» **What you will do**: Every line with the word "meer" in it should be extracted from the data that follows.

» **Listing**:

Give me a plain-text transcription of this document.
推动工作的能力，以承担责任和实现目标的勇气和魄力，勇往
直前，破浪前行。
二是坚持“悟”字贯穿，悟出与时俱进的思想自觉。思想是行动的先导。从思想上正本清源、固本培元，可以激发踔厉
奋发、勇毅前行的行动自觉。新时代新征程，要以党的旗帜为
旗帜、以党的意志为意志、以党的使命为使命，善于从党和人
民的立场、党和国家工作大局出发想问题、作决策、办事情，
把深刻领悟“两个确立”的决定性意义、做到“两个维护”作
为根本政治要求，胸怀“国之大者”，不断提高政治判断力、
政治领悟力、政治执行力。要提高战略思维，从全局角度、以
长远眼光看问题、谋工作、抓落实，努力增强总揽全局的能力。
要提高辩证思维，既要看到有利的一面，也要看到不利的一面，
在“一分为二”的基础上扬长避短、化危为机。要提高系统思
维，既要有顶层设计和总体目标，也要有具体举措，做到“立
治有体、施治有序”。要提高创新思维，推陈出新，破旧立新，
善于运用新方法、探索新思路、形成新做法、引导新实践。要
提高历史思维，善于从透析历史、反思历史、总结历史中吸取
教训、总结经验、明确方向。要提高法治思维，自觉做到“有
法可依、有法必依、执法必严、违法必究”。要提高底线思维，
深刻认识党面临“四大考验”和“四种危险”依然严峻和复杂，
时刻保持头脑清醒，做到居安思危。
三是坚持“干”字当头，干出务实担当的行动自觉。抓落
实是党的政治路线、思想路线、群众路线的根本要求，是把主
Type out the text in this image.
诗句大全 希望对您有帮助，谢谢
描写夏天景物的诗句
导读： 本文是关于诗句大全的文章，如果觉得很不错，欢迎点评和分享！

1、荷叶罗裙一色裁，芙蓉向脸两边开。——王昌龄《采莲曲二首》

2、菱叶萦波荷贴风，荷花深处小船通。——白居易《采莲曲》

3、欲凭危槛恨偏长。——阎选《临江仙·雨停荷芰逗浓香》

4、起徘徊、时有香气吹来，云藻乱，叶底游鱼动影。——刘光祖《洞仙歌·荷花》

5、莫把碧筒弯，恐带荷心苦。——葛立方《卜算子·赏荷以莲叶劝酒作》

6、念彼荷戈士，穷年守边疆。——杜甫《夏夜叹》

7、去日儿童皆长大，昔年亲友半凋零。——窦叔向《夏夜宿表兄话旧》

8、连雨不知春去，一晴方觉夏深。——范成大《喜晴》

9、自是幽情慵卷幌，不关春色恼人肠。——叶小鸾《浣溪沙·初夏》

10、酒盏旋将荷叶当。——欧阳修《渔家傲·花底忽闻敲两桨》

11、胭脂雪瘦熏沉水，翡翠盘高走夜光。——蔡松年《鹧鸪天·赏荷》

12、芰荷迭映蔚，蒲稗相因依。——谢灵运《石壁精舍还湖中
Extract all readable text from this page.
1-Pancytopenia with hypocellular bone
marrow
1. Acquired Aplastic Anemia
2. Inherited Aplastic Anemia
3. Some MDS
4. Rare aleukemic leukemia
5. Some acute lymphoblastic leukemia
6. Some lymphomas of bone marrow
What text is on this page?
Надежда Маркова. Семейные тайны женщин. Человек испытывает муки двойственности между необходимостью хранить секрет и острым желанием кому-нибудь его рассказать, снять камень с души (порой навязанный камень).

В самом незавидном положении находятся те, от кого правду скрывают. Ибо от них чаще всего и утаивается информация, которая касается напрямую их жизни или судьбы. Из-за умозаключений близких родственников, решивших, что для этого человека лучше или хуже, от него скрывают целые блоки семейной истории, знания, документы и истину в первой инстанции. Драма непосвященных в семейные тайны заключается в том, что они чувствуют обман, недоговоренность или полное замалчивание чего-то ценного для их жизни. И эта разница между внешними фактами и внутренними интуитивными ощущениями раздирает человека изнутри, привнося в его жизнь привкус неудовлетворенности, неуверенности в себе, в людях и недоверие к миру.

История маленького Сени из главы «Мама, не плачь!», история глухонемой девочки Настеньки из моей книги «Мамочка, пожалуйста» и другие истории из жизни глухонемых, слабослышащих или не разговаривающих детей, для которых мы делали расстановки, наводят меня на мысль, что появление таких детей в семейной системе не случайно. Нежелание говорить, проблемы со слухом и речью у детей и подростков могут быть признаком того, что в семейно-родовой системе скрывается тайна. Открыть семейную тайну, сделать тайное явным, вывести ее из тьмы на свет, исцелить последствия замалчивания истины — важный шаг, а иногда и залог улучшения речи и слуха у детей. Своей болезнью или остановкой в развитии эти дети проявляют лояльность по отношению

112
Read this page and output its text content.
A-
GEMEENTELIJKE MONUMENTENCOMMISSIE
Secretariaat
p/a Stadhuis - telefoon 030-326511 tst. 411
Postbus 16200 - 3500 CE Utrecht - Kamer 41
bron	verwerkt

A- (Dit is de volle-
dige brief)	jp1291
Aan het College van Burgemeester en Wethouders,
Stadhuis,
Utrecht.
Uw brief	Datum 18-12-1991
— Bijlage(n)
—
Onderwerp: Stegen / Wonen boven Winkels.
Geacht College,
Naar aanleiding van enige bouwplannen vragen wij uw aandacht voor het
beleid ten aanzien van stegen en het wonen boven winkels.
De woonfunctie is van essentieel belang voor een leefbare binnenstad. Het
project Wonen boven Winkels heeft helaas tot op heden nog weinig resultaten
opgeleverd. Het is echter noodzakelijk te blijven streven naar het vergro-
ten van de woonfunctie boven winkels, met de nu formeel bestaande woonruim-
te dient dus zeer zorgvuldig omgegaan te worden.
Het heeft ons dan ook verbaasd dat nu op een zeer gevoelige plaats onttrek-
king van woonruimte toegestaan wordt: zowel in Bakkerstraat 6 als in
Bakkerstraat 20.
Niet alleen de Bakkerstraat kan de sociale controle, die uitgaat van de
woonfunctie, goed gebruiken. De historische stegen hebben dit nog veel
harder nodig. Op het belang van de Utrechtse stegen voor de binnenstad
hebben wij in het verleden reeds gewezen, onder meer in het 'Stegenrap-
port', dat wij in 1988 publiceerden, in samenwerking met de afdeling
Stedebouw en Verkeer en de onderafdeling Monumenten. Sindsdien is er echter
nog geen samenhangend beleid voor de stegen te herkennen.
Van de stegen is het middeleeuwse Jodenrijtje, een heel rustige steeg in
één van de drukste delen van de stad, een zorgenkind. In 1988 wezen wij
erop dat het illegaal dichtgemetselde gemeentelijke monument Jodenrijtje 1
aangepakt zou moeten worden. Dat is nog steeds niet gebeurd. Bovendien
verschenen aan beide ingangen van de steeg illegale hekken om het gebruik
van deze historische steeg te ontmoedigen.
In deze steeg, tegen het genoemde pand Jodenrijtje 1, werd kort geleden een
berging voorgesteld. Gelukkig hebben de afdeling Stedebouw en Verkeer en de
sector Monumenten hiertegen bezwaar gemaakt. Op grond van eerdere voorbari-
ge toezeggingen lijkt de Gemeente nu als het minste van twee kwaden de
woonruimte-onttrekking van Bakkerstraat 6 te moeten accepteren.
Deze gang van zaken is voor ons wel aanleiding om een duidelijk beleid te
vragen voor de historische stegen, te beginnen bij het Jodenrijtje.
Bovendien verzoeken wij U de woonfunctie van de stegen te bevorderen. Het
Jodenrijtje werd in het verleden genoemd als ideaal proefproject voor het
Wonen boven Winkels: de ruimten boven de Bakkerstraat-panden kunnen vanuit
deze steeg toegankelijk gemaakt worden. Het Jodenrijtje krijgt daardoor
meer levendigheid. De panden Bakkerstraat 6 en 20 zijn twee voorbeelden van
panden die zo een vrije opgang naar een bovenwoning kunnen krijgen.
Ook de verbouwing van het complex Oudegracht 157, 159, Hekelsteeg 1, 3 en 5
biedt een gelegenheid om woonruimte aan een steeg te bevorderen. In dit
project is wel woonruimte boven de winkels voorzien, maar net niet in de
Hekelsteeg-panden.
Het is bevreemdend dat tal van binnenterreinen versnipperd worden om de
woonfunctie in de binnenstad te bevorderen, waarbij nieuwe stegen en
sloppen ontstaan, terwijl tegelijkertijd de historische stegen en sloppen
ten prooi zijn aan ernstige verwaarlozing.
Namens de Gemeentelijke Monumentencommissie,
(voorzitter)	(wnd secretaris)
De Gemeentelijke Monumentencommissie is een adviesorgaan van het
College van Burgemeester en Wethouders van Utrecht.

» **The answer**:
hebben wij in het verleden reeds gewezen, onder meer in het 'Stegenrap-
meer levendigheid. De panden Bakkerstraat 6 en 20 zijn twee voorbeelden van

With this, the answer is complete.